__STUDY QUESTIONS__:
a: In the abstract on disentangling coincident cell events, which sensing method is the framework demonstrated with?
b: Summarize the abstract on disentangling coincident cell events in two sentences.

Disentangling coincident cell events using deep transfer learning and compressive sensing

Accurate single-cell analysis is critical for diagnostics, immunomonitoring, and cell therapy, but coincident events - where multiple cells overlap in a sensing zone - can severely compromise signal fidelity. We present a hybrid framework combining a fully convolutional neural network (FCN) with compressive sensing (CS) to disentangle such overlapping events in one-dimensional sensor data. The FCN, trained on bead-derived datasets, accurately estimates coincident event counts and generalizes to immunomagnetically labeled CD4+ and CD14+ cells in whole blood without retraining. Using this count, the CS module reconstructs individual signal components with high fidelity, enabling precise recovery of single-cell features, including velocity, amplitude, and hydrodynamic diameter. Benchmarking against conventional state-machine algorithms shows superior performance - recovering up to 21% more events and improving classification accuracy beyond 97%. Explinability via class activation maps and parameterized Gaussian template fitting ensures transparency and clinical interpretability. Demonstrated with magnetic flow cytometry (MFC), the framework is compatible with other waveform-generating modalities, including impedance cytometry, nanopore, and resistive pulse sensing. This work lays the foundation for next-generation non-optical single-cell sensing platforms that are automated, generalizable, and capable of resolving overlapping events, broadening the utility of cytometry in translational medicine and precision diagnostics, e.g. cell-interaction studies.

__PROVIDED INFORMATION__:

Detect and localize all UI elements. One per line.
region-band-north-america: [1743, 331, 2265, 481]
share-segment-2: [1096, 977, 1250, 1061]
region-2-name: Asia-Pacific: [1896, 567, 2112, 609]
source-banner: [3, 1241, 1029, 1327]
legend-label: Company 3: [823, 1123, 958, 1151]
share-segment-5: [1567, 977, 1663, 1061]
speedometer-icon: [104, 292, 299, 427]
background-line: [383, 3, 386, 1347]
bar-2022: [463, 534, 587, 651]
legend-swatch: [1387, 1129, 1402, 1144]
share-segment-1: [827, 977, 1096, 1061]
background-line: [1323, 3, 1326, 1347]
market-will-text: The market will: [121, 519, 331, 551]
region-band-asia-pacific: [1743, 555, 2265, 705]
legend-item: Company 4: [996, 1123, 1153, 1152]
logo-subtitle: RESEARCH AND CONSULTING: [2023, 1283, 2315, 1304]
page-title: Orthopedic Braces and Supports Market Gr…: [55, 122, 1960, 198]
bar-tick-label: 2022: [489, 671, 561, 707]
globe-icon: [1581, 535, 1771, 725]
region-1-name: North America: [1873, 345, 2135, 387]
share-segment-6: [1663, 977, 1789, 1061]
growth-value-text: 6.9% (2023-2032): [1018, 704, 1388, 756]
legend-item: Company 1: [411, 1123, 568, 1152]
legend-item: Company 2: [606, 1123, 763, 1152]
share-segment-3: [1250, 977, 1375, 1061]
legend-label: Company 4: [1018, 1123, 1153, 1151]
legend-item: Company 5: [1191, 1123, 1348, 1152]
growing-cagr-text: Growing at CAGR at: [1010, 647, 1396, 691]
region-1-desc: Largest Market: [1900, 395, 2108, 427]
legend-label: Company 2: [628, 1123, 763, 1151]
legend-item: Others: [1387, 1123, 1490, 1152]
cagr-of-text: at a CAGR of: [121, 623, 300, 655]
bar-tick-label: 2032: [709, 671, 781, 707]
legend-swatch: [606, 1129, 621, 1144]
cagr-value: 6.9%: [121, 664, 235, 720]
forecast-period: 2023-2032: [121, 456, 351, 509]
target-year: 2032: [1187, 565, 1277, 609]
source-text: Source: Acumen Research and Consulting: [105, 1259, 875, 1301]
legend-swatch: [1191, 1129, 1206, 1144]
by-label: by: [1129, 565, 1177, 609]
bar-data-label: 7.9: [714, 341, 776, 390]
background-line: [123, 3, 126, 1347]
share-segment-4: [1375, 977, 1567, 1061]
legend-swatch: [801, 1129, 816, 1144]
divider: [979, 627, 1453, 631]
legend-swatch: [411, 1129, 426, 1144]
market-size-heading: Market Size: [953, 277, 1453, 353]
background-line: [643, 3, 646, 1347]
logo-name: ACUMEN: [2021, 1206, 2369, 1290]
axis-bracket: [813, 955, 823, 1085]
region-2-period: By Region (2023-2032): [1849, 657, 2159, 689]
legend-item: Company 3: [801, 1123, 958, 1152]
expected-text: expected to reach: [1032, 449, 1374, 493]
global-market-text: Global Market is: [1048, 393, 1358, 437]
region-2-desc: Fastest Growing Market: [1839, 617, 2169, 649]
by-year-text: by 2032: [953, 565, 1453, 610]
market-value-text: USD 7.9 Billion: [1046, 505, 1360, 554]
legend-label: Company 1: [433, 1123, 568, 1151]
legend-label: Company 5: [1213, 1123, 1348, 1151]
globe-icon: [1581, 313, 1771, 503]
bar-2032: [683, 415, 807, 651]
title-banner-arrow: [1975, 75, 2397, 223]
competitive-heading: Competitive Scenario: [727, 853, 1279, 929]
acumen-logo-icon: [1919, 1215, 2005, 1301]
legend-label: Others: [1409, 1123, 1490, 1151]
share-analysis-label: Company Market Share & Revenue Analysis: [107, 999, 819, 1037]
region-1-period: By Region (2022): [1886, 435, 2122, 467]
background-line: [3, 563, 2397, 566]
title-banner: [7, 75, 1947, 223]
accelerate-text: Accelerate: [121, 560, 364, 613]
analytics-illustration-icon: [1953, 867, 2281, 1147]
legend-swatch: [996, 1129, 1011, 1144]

__ANSWERS GIVEN__:
a: Magnetic flow cytometry (MFC).

b: The work presents a hybrid framework in which a fully convolutional neural network estimates how many cells overlap in a sensing event and compressive sensing then reconstructs each cell's signal, recovering features such as velocity, amplitude, and hydrodynamic diameter. Compared with conventional state-machine algorithms, it recovers up to 21% more events and improves classification accuracy beyond 97%, and although it is demonstrated with magnetic flow cytometry, it is compatible with other waveform-generating modalities such as impedance cytometry, nanopore, and resistive pulse sensing.